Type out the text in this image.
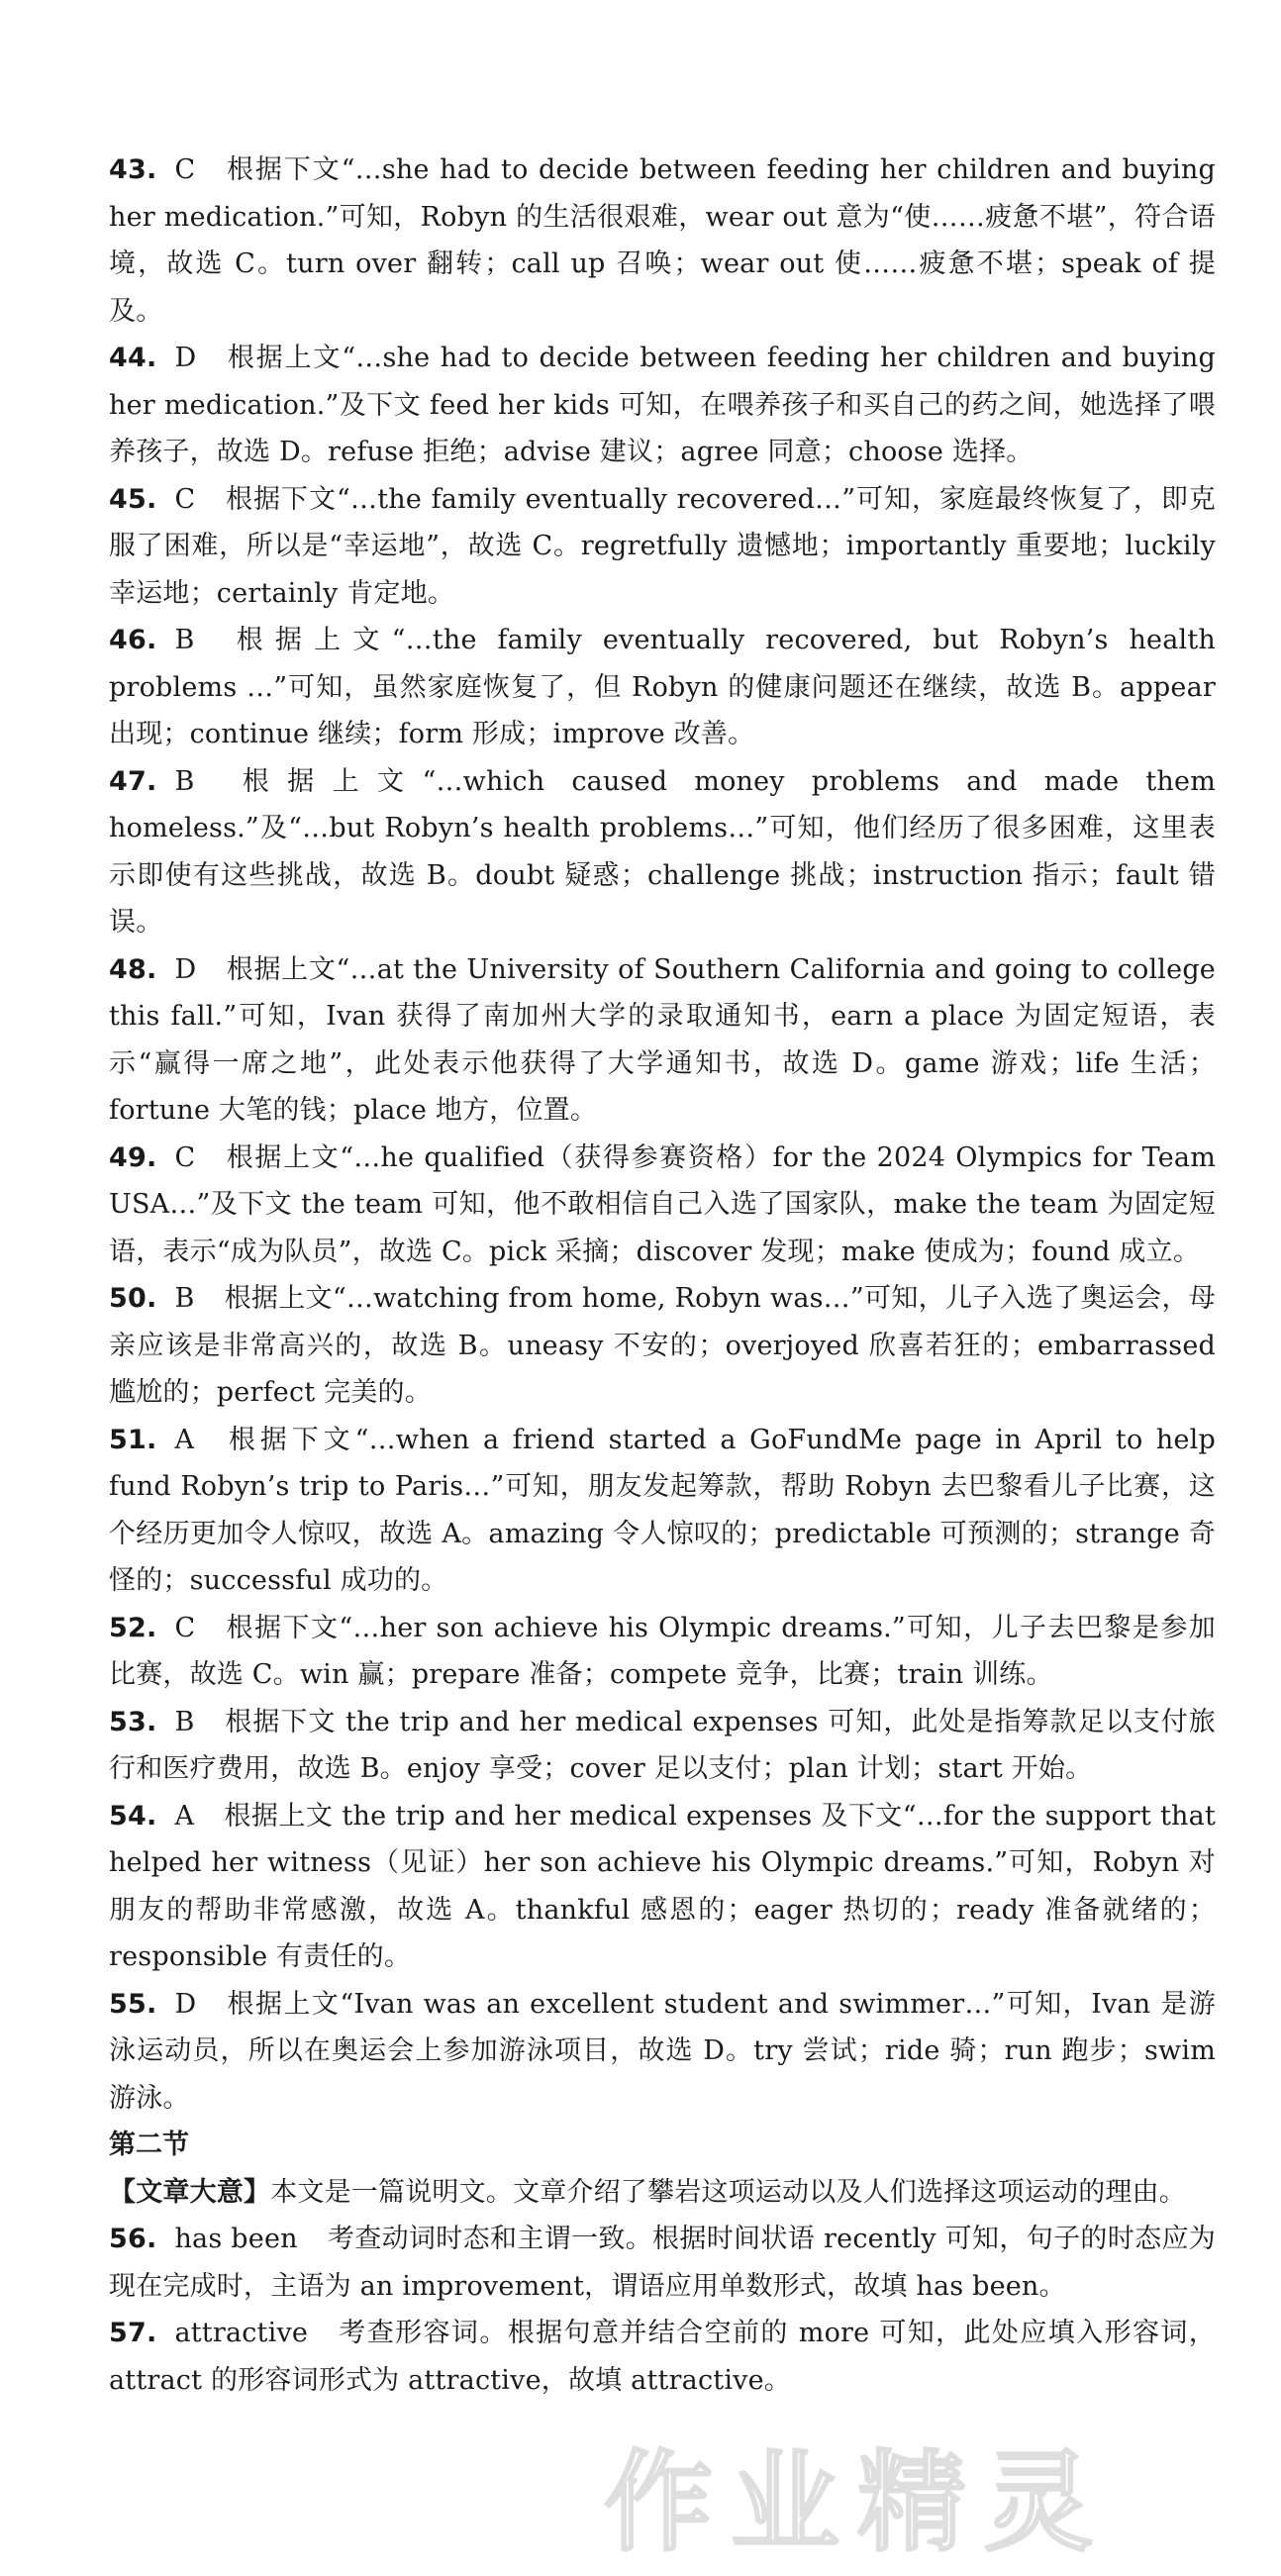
43. C 根据下文“…she had to decide between feeding her children and buying her medication.”可知，Robyn 的生活很艰难，wear out 意为“使……疲惫不堪”，符合语境，故选 C。turn over 翻转；call up 召唤；wear out 使……疲惫不堪；speak of 提及。

44. D 根据上文“…she had to decide between feeding her children and buying her medication.”及下文 feed her kids 可知，在喂养孩子和买自己的药之间，她选择了喂养孩子，故选 D。refuse 拒绝；advise 建议；agree 同意；choose 选择。

45. C 根据下文“…the family eventually recovered…”可知，家庭最终恢复了，即克服了困难，所以是“幸运地”，故选 C。regretfully 遗憾地；importantly 重要地；luckily 幸运地；certainly 肯定地。

46. B 根据上文“…the family eventually recovered, but Robyn’s health problems …”可知，虽然家庭恢复了，但 Robyn 的健康问题还在继续，故选 B。appear 出现；continue 继续；form 形成；improve 改善。

47. B 根据上文“…which caused money problems and made them homeless.”及“…but Robyn’s health problems…”可知，他们经历了很多困难，这里表示即使有这些挑战，故选 B。doubt 疑惑；challenge 挑战；instruction 指示；fault 错误。

48. D 根据上文“…at the University of Southern California and going to college this fall.”可知，Ivan 获得了南加州大学的录取通知书，earn a place 为固定短语，表示“赢得一席之地”，此处表示他获得了大学通知书，故选 D。game 游戏；life 生活；fortune 大笔的钱；place 地方，位置。

49. C 根据上文“…he qualified（获得参赛资格）for the 2024 Olympics for Team USA…”及下文 the team 可知，他不敢相信自己入选了国家队，make the team 为固定短语，表示“成为队员”，故选 C。pick 采摘；discover 发现；make 使成为；found 成立。

50. B 根据上文“…watching from home, Robyn was…”可知，儿子入选了奥运会，母亲应该是非常高兴的，故选 B。uneasy 不安的；overjoyed 欣喜若狂的；embarrassed 尴尬的；perfect 完美的。

51. A 根据下文“…when a friend started a GoFundMe page in April to help fund Robyn’s trip to Paris…”可知，朋友发起筹款，帮助 Robyn 去巴黎看儿子比赛，这个经历更加令人惊叹，故选 A。amazing 令人惊叹的；predictable 可预测的；strange 奇怪的；successful 成功的。

52. C 根据下文“…her son achieve his Olympic dreams.”可知，儿子去巴黎是参加比赛，故选 C。win 赢；prepare 准备；compete 竞争，比赛；train 训练。

53. B 根据下文 the trip and her medical expenses 可知，此处是指筹款足以支付旅行和医疗费用，故选 B。enjoy 享受；cover 足以支付；plan 计划；start 开始。

54. A 根据上文 the trip and her medical expenses 及下文“…for the support that helped her witness（见证）her son achieve his Olympic dreams.”可知，Robyn 对朋友的帮助非常感激，故选 A。thankful 感恩的；eager 热切的；ready 准备就绪的；responsible 有责任的。

55. D 根据上文“Ivan was an excellent student and swimmer…”可知，Ivan 是游泳运动员，所以在奥运会上参加游泳项目，故选 D。try 尝试；ride 骑；run 跑步；swim 游泳。

第二节

【文章大意】本文是一篇说明文。文章介绍了攀岩这项运动以及人们选择这项运动的理由。

56. has been 考查动词时态和主谓一致。根据时间状语 recently 可知，句子的时态应为现在完成时，主语为 an improvement，谓语应用单数形式，故填 has been。

57. attractive 考查形容词。根据句意并结合空前的 more 可知，此处应填入形容词，attract 的形容词形式为 attractive，故填 attractive。

作业精灵
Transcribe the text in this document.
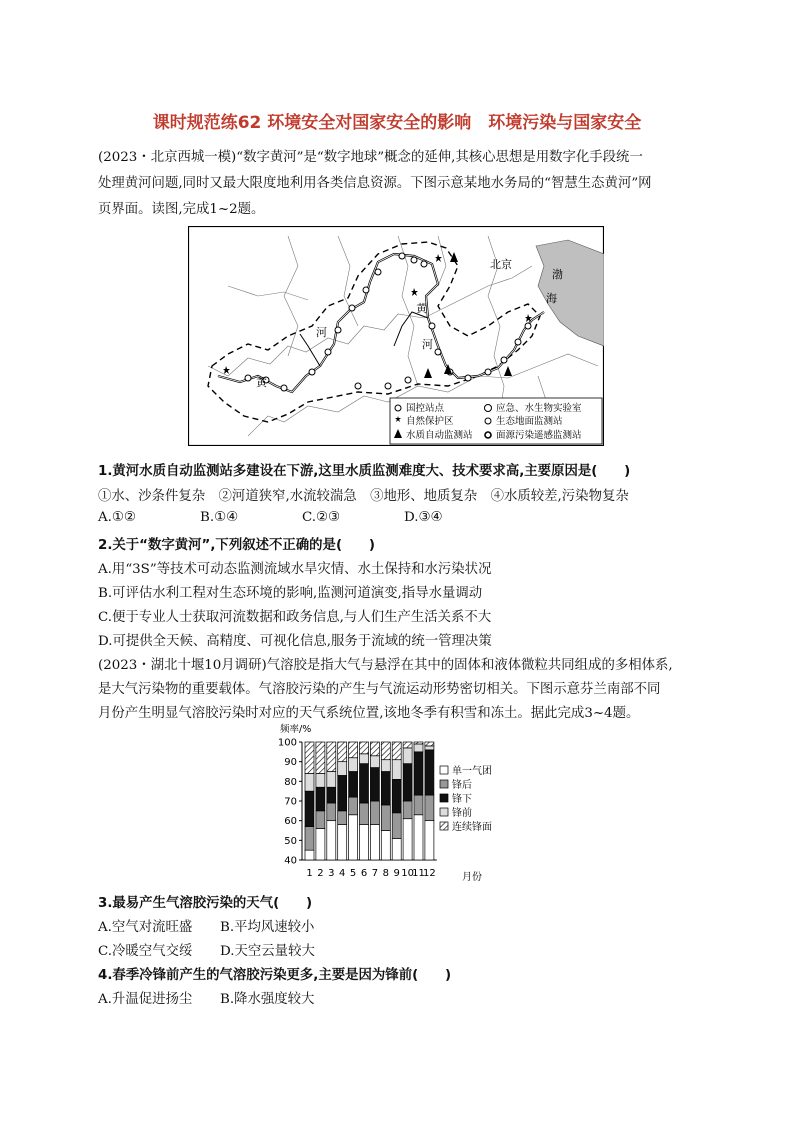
课时规范练62 环境安全对国家安全的影响　环境污染与国家安全
(2023・北京西城一模)“数字黄河”是“数字地球”概念的延伸,其核心思想是用数字化手段统一
处理黄河问题,同时又最大限度地利用各类信息资源。下图示意某地水务局的“智慧生态黄河”网
页界面。读图,完成1~2题。
北京
渤
海
黄
河
黄
河
国控站点	应急、水生物实验室
自然保护区	生态地面监测站
水质自动监测站 面源污染遥感监测站
1.黄河水质自动监测站多建设在下游,这里水质监测难度大、技术要求高,主要原因是(　　)
①水、沙条件复杂　②河道狭窄,水流较湍急　③地形、地质复杂　④水质较差,污染物复杂
A.①②	B.①④	C.②③	D.③④
2.关于“数字黄河”,下列叙述不正确的是(　　)
A.用“3S”等技术可动态监测流域水旱灾情、水土保持和水污染状况
B.可评估水利工程对生态环境的影响,监测河道演变,指导水量调动
C.便于专业人士获取河流数据和政务信息,与人们生产生活关系不大
D.可提供全天候、高精度、可视化信息,服务于流域的统一管理决策
(2023・湖北十堰10月调研)气溶胶是指大气与悬浮在其中的固体和液体微粒共同组成的多相体系,
是大气污染物的重要载体。气溶胶污染的产生与气流运动形势密切相关。下图示意芬兰南部不同
月份产生明显气溶胶污染时对应的天气系统位置,该地冬季有积雪和冻土。据此完成3~4题。
频率/%
40
50
60
70
80
90
100
1 2 3 4 5 6 7 8 9 10
11
12	月份
单一气团
锋后
锋下
锋前
连续锋面
3.最易产生气溶胶污染的天气(　　)
A.空气对流旺盛 B.平均风速较小
C.冷暖空气交绥 D.天空云量较大
4.春季冷锋前产生的气溶胶污染更多,主要是因为锋前(　　)
A.升温促进扬尘 B.降水强度较大
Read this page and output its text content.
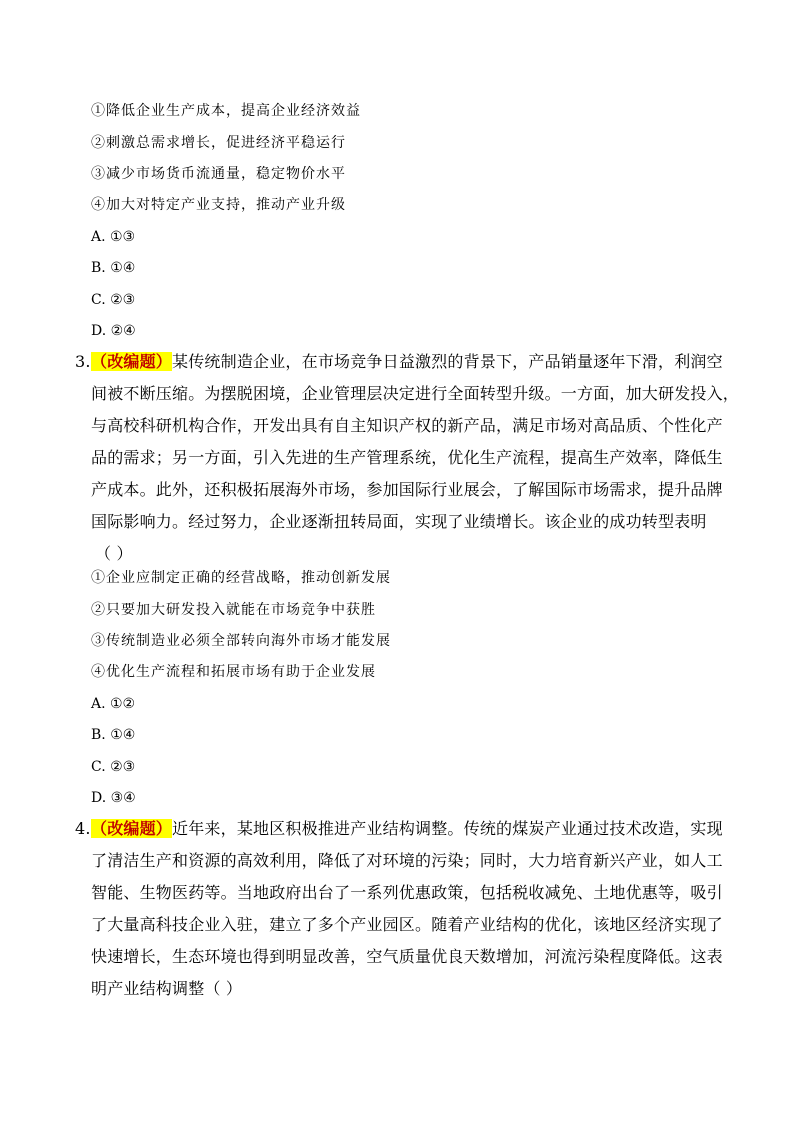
①降低企业生产成本，提高企业经济效益
②刺激总需求增长，促进经济平稳运行
③减少市场货币流通量，稳定物价水平
④加大对特定产业支持，推动产业升级
A. ①③
B. ①④
C. ②③
D. ②④
3. （改编题）某传统制造企业，在市场竞争日益激烈的背景下，产品销量逐年下滑，利润空
间被不断压缩。为摆脱困境，企业管理层决定进行全面转型升级。一方面，加大研发投入，
与高校科研机构合作，开发出具有自主知识产权的新产品，满足市场对高品质、个性化产
品的需求；另一方面，引入先进的生产管理系统，优化生产流程，提高生产效率，降低生
产成本。此外，还积极拓展海外市场，参加国际行业展会，了解国际市场需求，提升品牌
国际影响力。经过努力，企业逐渐扭转局面，实现了业绩增长。该企业的成功转型表明
（ ）
①企业应制定正确的经营战略，推动创新发展
②只要加大研发投入就能在市场竞争中获胜
③传统制造业必须全部转向海外市场才能发展
④优化生产流程和拓展市场有助于企业发展
A. ①②
B. ①④
C. ②③
D. ③④
4. （改编题）近年来，某地区积极推进产业结构调整。传统的煤炭产业通过技术改造，实现
了清洁生产和资源的高效利用，降低了对环境的污染；同时，大力培育新兴产业，如人工
智能、生物医药等。当地政府出台了一系列优惠政策，包括税收减免、土地优惠等，吸引
了大量高科技企业入驻，建立了多个产业园区。随着产业结构的优化，该地区经济实现了
快速增长，生态环境也得到明显改善，空气质量优良天数增加，河流污染程度降低。这表
明产业结构调整（ ）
============================================================
● **Direction**
Without the pictures, restate all the entries above exactly.

● **Final result**
Type out the text in this image.
43. C 根据下文“…she had to decide between feeding her children and buying her medication.”可知，Robyn 的生活很艰难，wear out 意为“使……疲惫不堪”，符合语境，故选 C。turn over 翻转；call up 召唤；wear out 使……疲惫不堪；speak of 提及。

44. D 根据上文“…she had to decide between feeding her children and buying her medication.”及下文 feed her kids 可知，在喂养孩子和买自己的药之间，她选择了喂养孩子，故选 D。refuse 拒绝；advise 建议；agree 同意；choose 选择。

45. C 根据下文“…the family eventually recovered…”可知，家庭最终恢复了，即克服了困难，所以是“幸运地”，故选 C。regretfully 遗憾地；importantly 重要地；luckily 幸运地；certainly 肯定地。

46. B 根据上文“…the family eventually recovered, but Robyn’s health problems …”可知，虽然家庭恢复了，但 Robyn 的健康问题还在继续，故选 B。appear 出现；continue 继续；form 形成；improve 改善。

47. B 根据上文“…which caused money problems and made them homeless.”及“…but Robyn’s health problems…”可知，他们经历了很多困难，这里表示即使有这些挑战，故选 B。doubt 疑惑；challenge 挑战；instruction 指示；fault 错误。

48. D 根据上文“…at the University of Southern California and going to college this fall.”可知，Ivan 获得了南加州大学的录取通知书，earn a place 为固定短语，表示“赢得一席之地”，此处表示他获得了大学通知书，故选 D。game 游戏；life 生活；fortune 大笔的钱；place 地方，位置。

49. C 根据上文“…he qualified（获得参赛资格）for the 2024 Olympics for Team USA…”及下文 the team 可知，他不敢相信自己入选了国家队，make the team 为固定短语，表示“成为队员”，故选 C。pick 采摘；discover 发现；make 使成为；found 成立。

50. B 根据上文“…watching from home, Robyn was…”可知，儿子入选了奥运会，母亲应该是非常高兴的，故选 B。uneasy 不安的；overjoyed 欣喜若狂的；embarrassed 尴尬的；perfect 完美的。

51. A 根据下文“…when a friend started a GoFundMe page in April to help fund Robyn’s trip to Paris…”可知，朋友发起筹款，帮助 Robyn 去巴黎看儿子比赛，这个经历更加令人惊叹，故选 A。amazing 令人惊叹的；predictable 可预测的；strange 奇怪的；successful 成功的。

52. C 根据下文“…her son achieve his Olympic dreams.”可知，儿子去巴黎是参加比赛，故选 C。win 赢；prepare 准备；compete 竞争，比赛；train 训练。

53. B 根据下文 the trip and her medical expenses 可知，此处是指筹款足以支付旅行和医疗费用，故选 B。enjoy 享受；cover 足以支付；plan 计划；start 开始。

54. A 根据上文 the trip and her medical expenses 及下文“…for the support that helped her witness（见证）her son achieve his Olympic dreams.”可知，Robyn 对朋友的帮助非常感激，故选 A。thankful 感恩的；eager 热切的；ready 准备就绪的；responsible 有责任的。

55. D 根据上文“Ivan was an excellent student and swimmer…”可知，Ivan 是游泳运动员，所以在奥运会上参加游泳项目，故选 D。try 尝试；ride 骑；run 跑步；swim 游泳。

第二节

【文章大意】本文是一篇说明文。文章介绍了攀岩这项运动以及人们选择这项运动的理由。

56. has been 考查动词时态和主谓一致。根据时间状语 recently 可知，句子的时态应为现在完成时，主语为 an improvement，谓语应用单数形式，故填 has been。

57. attractive 考查形容词。根据句意并结合空前的 more 可知，此处应填入形容词，attract 的形容词形式为 attractive，故填 attractive。

作业精灵
Transcribe the text in this document.
课时规范练62 环境安全对国家安全的影响　环境污染与国家安全
(2023・北京西城一模)“数字黄河”是“数字地球”概念的延伸,其核心思想是用数字化手段统一
处理黄河问题,同时又最大限度地利用各类信息资源。下图示意某地水务局的“智慧生态黄河”网
页界面。读图,完成1~2题。
北京
渤
海
黄
河
黄
河
国控站点	应急、水生物实验室
自然保护区	生态地面监测站
水质自动监测站 面源污染遥感监测站
1.黄河水质自动监测站多建设在下游,这里水质监测难度大、技术要求高,主要原因是(　　)
①水、沙条件复杂　②河道狭窄,水流较湍急　③地形、地质复杂　④水质较差,污染物复杂
A.①②	B.①④	C.②③	D.③④
2.关于“数字黄河”,下列叙述不正确的是(　　)
A.用“3S”等技术可动态监测流域水旱灾情、水土保持和水污染状况
B.可评估水利工程对生态环境的影响,监测河道演变,指导水量调动
C.便于专业人士获取河流数据和政务信息,与人们生产生活关系不大
D.可提供全天候、高精度、可视化信息,服务于流域的统一管理决策
(2023・湖北十堰10月调研)气溶胶是指大气与悬浮在其中的固体和液体微粒共同组成的多相体系,
是大气污染物的重要载体。气溶胶污染的产生与气流运动形势密切相关。下图示意芬兰南部不同
月份产生明显气溶胶污染时对应的天气系统位置,该地冬季有积雪和冻土。据此完成3~4题。
频率/%
40
50
60
70
80
90
100
1 2 3 4 5 6 7 8 9 10
11
12	月份
单一气团
锋后
锋下
锋前
连续锋面
3.最易产生气溶胶污染的天气(　　)
A.空气对流旺盛 B.平均风速较小
C.冷暖空气交绥 D.天空云量较大
4.春季冷锋前产生的气溶胶污染更多,主要是因为锋前(　　)
A.升温促进扬尘 B.降水强度较大
Read this page and output its text content.
①降低企业生产成本，提高企业经济效益
②刺激总需求增长，促进经济平稳运行
③减少市场货币流通量，稳定物价水平
④加大对特定产业支持，推动产业升级
A. ①③
B. ①④
C. ②③
D. ②④
3. （改编题）某传统制造企业，在市场竞争日益激烈的背景下，产品销量逐年下滑，利润空
间被不断压缩。为摆脱困境，企业管理层决定进行全面转型升级。一方面，加大研发投入，
与高校科研机构合作，开发出具有自主知识产权的新产品，满足市场对高品质、个性化产
品的需求；另一方面，引入先进的生产管理系统，优化生产流程，提高生产效率，降低生
产成本。此外，还积极拓展海外市场，参加国际行业展会，了解国际市场需求，提升品牌
国际影响力。经过努力，企业逐渐扭转局面，实现了业绩增长。该企业的成功转型表明
（ ）
①企业应制定正确的经营战略，推动创新发展
②只要加大研发投入就能在市场竞争中获胜
③传统制造业必须全部转向海外市场才能发展
④优化生产流程和拓展市场有助于企业发展
A. ①②
B. ①④
C. ②③
D. ③④
4. （改编题）近年来，某地区积极推进产业结构调整。传统的煤炭产业通过技术改造，实现
了清洁生产和资源的高效利用，降低了对环境的污染；同时，大力培育新兴产业，如人工
智能、生物医药等。当地政府出台了一系列优惠政策，包括税收减免、土地优惠等，吸引
了大量高科技企业入驻，建立了多个产业园区。随着产业结构的优化，该地区经济实现了
快速增长，生态环境也得到明显改善，空气质量优良天数增加，河流污染程度降低。这表
明产业结构调整（ ）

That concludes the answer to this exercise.